STATED EXERCISE: Count every line in the data below where "материалов" occurs, then state that number and nothing more.

-- START OF INPUT --

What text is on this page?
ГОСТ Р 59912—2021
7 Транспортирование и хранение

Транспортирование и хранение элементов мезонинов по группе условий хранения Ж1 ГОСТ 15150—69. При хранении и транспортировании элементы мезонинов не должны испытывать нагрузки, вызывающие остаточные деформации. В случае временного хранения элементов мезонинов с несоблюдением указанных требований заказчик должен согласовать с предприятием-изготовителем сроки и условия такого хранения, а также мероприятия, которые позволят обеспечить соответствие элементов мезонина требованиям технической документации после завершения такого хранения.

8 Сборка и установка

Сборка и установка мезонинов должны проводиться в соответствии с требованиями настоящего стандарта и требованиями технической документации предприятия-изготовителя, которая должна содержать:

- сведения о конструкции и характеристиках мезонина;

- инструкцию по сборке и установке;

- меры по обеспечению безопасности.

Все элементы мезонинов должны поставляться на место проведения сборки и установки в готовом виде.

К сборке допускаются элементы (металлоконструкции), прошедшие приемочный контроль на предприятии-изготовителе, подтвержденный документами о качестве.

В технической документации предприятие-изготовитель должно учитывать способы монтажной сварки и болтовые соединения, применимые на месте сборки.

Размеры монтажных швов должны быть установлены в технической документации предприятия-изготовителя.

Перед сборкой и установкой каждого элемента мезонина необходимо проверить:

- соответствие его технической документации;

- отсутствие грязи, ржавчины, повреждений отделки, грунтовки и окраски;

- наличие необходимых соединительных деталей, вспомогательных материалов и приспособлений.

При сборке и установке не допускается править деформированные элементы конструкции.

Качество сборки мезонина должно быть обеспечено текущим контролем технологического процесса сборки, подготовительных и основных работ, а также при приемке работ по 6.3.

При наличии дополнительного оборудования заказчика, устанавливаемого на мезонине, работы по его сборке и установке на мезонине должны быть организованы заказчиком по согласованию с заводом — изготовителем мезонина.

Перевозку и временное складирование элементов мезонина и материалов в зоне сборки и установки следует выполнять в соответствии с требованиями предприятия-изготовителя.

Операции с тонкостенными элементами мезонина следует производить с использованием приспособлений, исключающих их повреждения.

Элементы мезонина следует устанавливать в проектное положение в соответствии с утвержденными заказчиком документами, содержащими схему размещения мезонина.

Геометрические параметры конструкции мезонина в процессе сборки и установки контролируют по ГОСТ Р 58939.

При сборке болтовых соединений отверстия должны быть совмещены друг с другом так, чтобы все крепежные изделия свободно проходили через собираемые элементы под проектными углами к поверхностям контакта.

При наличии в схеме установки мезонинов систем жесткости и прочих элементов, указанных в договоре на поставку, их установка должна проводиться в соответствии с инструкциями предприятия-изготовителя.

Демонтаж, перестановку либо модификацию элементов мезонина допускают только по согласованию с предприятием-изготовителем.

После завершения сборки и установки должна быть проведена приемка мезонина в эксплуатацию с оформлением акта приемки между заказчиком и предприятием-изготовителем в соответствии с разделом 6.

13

-- END OF INPUT --

WORKED SOLUTION: 2